_Input rows_
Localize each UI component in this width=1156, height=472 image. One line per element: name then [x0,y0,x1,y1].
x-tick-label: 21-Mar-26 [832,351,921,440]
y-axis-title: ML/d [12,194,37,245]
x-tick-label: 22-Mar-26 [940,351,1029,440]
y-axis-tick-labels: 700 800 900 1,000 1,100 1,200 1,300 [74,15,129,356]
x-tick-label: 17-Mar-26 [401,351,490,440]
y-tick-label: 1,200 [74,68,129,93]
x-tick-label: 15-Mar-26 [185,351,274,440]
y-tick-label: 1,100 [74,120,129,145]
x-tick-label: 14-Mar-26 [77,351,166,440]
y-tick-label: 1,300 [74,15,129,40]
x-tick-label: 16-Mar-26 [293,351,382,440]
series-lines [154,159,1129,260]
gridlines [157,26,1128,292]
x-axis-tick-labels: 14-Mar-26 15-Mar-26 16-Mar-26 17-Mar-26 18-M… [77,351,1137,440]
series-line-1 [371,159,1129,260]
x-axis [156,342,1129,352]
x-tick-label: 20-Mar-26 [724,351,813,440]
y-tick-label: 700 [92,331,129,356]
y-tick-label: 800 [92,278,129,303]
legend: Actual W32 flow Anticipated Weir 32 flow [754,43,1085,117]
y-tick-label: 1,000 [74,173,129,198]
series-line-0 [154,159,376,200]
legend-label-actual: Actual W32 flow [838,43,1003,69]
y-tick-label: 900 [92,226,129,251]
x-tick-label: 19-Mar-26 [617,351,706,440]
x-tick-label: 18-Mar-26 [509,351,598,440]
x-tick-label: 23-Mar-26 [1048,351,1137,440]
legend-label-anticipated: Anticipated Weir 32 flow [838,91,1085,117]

_Work instructions_
Reproduce the listing above with "Actual W32 flow" replaced by "Observed W32 flow" wherever it occurs. Leave all other text unchanged.

_Output below_
Localize each UI component in this width=1156, height=472 image. One line per element: name then [x0,y0,x1,y1].
x-tick-label: 21-Mar-26 [832,351,921,440]
y-axis-title: ML/d [12,194,37,245]
x-tick-label: 22-Mar-26 [940,351,1029,440]
y-axis-tick-labels: 700 800 900 1,000 1,100 1,200 1,300 [74,15,129,356]
x-tick-label: 17-Mar-26 [401,351,490,440]
y-tick-label: 1,200 [74,68,129,93]
x-tick-label: 15-Mar-26 [185,351,274,440]
y-tick-label: 1,100 [74,120,129,145]
x-tick-label: 14-Mar-26 [77,351,166,440]
y-tick-label: 1,300 [74,15,129,40]
x-tick-label: 16-Mar-26 [293,351,382,440]
series-lines [154,159,1129,260]
gridlines [157,26,1128,292]
x-axis-tick-labels: 14-Mar-26 15-Mar-26 16-Mar-26 17-Mar-26 18-M… [77,351,1137,440]
series-line-1 [371,159,1129,260]
x-axis [156,342,1129,352]
x-tick-label: 20-Mar-26 [724,351,813,440]
y-tick-label: 700 [92,331,129,356]
y-tick-label: 800 [92,278,129,303]
legend: Observed W32 flow Anticipated Weir 32 flow [754,43,1085,117]
y-tick-label: 1,000 [74,173,129,198]
series-line-0 [154,159,376,200]
legend-label-actual: Observed W32 flow [838,43,1003,69]
y-tick-label: 900 [92,226,129,251]
x-tick-label: 19-Mar-26 [617,351,706,440]
x-tick-label: 18-Mar-26 [509,351,598,440]
x-tick-label: 23-Mar-26 [1048,351,1137,440]
legend-label-anticipated: Anticipated Weir 32 flow [838,91,1085,117]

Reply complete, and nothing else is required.